(Records about charts and figures)
:::::
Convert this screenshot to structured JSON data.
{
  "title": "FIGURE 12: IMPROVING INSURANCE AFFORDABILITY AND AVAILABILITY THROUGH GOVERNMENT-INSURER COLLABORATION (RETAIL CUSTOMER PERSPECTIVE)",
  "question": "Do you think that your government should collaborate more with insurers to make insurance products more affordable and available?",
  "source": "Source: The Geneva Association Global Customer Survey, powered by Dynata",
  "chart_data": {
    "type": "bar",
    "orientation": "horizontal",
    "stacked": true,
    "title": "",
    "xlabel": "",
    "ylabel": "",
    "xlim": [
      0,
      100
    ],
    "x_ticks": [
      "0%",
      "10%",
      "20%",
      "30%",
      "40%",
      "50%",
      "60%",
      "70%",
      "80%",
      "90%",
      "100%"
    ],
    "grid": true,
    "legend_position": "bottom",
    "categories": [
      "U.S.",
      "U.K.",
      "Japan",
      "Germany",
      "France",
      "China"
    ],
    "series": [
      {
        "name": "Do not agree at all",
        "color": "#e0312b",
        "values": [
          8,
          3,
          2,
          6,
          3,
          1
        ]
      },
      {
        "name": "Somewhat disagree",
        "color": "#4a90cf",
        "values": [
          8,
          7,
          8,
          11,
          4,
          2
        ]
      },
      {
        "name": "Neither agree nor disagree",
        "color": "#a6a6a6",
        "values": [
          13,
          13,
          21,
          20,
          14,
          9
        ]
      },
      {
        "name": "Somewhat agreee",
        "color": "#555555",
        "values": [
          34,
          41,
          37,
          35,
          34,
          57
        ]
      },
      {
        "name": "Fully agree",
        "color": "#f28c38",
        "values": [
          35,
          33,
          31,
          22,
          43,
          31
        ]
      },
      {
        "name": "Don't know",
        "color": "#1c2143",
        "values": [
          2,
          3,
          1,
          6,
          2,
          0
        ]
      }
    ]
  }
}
:::::
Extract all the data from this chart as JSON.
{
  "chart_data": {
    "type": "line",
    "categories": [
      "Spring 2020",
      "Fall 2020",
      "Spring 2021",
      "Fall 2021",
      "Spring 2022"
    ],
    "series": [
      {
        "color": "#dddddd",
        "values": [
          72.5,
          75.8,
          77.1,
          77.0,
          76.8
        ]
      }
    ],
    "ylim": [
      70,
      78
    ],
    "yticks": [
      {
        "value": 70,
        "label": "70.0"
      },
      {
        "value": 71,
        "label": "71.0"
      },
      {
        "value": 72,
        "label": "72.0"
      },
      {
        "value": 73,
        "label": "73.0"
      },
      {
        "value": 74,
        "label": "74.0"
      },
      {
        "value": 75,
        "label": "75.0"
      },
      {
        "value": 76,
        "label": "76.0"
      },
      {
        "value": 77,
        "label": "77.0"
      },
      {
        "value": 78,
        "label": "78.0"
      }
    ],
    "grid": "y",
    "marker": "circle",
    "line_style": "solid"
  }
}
:::::
# [Challenge]
Each line holding the word "this" counts once; report the total and nothing else.

# [Reply to the exercise]
2